TASK OBJECTIVE: Please copy the rows unchanged, from the first one up to and including the line that contains "term-cell: [1059, 124, 1259, 723]".

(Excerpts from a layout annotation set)
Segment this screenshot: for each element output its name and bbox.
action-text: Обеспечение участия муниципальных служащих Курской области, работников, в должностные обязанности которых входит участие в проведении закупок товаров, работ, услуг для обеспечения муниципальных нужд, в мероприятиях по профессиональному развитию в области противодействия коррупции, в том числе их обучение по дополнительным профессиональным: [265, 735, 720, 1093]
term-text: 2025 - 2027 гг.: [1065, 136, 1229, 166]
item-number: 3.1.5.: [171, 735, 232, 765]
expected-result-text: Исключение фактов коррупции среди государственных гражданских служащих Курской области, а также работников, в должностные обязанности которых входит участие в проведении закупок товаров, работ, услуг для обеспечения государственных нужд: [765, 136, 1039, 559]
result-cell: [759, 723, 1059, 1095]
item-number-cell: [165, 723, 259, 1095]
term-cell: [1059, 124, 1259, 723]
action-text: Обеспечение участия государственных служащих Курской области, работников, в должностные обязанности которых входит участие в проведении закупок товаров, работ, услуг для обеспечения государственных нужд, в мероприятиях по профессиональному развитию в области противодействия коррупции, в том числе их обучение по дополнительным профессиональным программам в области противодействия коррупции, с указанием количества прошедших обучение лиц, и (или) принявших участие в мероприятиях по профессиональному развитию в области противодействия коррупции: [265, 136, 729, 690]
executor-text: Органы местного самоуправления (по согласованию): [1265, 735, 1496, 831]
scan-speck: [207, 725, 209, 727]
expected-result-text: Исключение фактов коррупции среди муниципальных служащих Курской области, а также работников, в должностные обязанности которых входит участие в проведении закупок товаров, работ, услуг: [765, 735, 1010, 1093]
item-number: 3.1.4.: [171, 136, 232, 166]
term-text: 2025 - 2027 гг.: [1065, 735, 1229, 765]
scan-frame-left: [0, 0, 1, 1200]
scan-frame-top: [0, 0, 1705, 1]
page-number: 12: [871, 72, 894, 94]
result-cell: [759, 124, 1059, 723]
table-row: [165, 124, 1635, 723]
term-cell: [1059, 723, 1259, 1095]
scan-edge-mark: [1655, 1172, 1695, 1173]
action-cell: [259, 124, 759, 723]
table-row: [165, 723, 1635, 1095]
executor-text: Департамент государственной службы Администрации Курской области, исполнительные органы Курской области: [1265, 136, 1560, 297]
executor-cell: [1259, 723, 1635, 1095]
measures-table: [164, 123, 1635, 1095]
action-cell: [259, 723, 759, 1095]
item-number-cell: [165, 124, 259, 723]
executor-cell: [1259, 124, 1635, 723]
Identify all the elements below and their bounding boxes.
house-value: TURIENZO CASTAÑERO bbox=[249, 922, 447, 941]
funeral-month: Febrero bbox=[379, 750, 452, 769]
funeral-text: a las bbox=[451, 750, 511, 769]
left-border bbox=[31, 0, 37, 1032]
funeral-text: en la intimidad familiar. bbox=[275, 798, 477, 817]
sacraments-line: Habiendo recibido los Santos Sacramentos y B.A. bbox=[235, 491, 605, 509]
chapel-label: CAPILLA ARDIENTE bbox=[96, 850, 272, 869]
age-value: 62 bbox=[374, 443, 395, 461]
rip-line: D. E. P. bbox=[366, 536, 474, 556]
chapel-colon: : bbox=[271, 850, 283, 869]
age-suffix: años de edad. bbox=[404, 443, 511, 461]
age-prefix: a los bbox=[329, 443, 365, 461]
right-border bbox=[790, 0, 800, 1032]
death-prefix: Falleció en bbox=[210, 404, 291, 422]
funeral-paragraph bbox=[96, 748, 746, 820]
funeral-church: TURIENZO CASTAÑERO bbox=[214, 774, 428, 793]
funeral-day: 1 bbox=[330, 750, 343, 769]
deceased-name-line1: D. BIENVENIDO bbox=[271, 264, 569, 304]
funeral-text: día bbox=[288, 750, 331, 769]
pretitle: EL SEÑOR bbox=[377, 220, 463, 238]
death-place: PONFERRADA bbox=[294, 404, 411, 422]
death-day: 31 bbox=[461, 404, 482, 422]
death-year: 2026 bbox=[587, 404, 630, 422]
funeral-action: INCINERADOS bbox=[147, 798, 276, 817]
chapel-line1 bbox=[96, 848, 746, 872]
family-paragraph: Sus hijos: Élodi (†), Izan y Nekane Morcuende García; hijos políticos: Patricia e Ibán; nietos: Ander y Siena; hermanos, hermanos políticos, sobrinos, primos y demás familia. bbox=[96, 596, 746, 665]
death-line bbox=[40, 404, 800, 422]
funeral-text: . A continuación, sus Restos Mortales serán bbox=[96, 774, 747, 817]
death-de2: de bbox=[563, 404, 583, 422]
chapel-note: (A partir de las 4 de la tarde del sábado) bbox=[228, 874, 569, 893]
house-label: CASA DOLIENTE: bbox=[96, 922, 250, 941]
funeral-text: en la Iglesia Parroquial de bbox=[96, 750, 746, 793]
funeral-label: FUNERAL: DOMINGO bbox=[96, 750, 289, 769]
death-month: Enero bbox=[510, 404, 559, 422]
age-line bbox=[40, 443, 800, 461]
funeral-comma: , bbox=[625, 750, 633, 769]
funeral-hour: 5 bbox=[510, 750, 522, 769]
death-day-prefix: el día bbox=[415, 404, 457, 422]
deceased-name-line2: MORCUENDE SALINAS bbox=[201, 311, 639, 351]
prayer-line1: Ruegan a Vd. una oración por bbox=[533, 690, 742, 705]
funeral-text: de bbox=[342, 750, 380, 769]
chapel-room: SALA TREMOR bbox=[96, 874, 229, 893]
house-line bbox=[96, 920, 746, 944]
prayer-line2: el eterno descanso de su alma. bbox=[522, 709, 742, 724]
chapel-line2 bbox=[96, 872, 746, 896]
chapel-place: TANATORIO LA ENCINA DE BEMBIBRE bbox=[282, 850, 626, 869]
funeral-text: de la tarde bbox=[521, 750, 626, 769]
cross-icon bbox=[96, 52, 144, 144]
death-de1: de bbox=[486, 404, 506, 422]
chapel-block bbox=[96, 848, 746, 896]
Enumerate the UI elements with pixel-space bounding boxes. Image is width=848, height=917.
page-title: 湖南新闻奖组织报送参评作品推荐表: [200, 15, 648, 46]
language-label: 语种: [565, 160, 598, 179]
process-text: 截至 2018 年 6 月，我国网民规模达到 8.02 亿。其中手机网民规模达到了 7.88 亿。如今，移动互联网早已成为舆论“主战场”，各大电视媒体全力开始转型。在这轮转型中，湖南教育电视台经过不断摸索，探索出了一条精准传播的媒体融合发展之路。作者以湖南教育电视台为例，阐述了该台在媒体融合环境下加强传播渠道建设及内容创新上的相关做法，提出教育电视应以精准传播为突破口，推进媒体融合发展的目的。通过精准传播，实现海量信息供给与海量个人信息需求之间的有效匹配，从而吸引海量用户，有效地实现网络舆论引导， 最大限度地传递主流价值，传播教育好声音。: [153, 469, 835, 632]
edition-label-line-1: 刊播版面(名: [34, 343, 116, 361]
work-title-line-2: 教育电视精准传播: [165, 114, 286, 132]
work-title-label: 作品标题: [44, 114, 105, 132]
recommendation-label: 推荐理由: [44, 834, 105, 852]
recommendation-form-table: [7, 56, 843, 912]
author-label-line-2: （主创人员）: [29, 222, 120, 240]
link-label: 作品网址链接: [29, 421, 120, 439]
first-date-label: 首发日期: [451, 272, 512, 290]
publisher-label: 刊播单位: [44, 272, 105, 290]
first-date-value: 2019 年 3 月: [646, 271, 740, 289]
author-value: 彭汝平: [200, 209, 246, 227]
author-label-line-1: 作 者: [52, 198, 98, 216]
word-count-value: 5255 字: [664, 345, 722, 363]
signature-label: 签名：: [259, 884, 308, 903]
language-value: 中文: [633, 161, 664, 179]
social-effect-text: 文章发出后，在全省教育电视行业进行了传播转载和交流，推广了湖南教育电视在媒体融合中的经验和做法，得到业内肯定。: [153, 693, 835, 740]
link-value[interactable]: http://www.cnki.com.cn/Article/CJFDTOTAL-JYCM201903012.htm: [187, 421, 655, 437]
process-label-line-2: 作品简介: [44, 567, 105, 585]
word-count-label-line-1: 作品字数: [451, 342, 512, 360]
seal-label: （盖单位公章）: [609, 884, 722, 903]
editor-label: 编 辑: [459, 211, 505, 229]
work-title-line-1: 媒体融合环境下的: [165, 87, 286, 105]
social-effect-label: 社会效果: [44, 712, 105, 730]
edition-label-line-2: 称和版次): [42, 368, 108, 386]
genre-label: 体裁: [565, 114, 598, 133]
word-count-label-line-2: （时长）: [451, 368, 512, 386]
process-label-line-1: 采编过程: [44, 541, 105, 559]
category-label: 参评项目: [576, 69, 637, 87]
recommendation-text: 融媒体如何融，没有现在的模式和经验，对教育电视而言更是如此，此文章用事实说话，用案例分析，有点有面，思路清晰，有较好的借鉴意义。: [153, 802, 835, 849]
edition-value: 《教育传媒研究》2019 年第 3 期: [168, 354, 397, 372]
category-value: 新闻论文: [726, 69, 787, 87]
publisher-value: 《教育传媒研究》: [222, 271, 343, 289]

EXERCISE RESULT:
Segment this screenshot: for each element output its name and bbox.
action-text: Обеспечение участия муниципальных служащих Курской области, работников, в должностные обязанности которых входит участие в проведении закупок товаров, работ, услуг для обеспечения муниципальных нужд, в мероприятиях по профессиональному развитию в области противодействия коррупции, в том числе их обучение по дополнительным профессиональным: [265, 735, 720, 1093]
term-text: 2025 - 2027 гг.: [1065, 136, 1229, 166]
item-number: 3.1.5.: [171, 735, 232, 765]
expected-result-text: Исключение фактов коррупции среди государственных гражданских служащих Курской области, а также работников, в должностные обязанности которых входит участие в проведении закупок товаров, работ, услуг для обеспечения государственных нужд: [765, 136, 1039, 559]
result-cell: [759, 723, 1059, 1095]
item-number-cell: [165, 723, 259, 1095]
term-cell: [1059, 124, 1259, 723]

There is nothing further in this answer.